§ **Task**: Copy the records below exactly, omitting any pictures they contain.

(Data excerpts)
——————

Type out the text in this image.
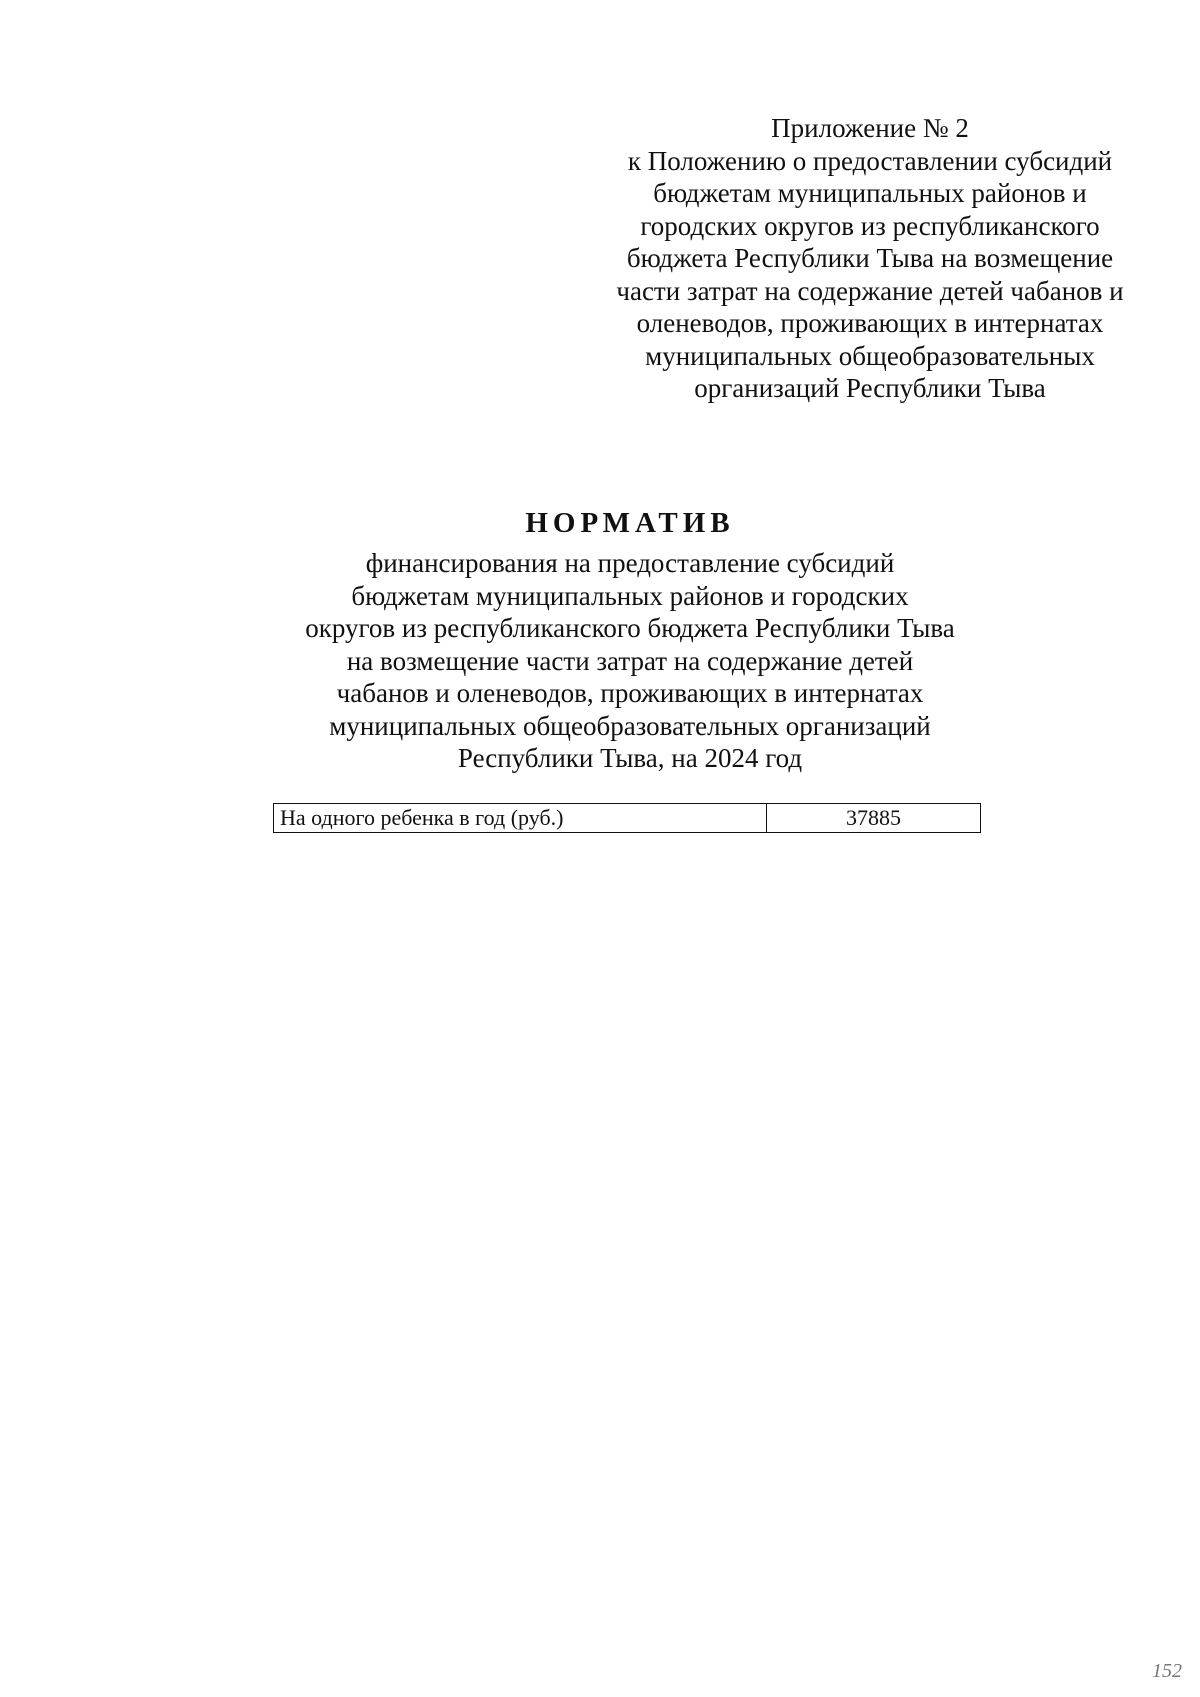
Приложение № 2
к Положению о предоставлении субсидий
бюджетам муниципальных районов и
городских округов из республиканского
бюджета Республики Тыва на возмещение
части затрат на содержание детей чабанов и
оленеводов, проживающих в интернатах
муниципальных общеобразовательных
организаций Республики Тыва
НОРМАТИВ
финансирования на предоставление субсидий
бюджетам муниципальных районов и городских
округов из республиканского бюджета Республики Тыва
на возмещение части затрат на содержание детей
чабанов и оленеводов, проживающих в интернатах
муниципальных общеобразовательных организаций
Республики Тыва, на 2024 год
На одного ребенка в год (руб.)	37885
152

——————

§ **Reply to the task**:
Type out the text in this image.
Приложение № 2
к Положению о предоставлении субсидий
бюджетам муниципальных районов и
городских округов из республиканского
бюджета Республики Тыва на возмещение
части затрат на содержание детей чабанов и
оленеводов, проживающих в интернатах
муниципальных общеобразовательных
организаций Республики Тыва
НОРМАТИВ
финансирования на предоставление субсидий
бюджетам муниципальных районов и городских
округов из республиканского бюджета Республики Тыва
на возмещение части затрат на содержание детей
чабанов и оленеводов, проживающих в интернатах
муниципальных общеобразовательных организаций
Республики Тыва, на 2024 год
На одного ребенка в год (руб.)	37885
152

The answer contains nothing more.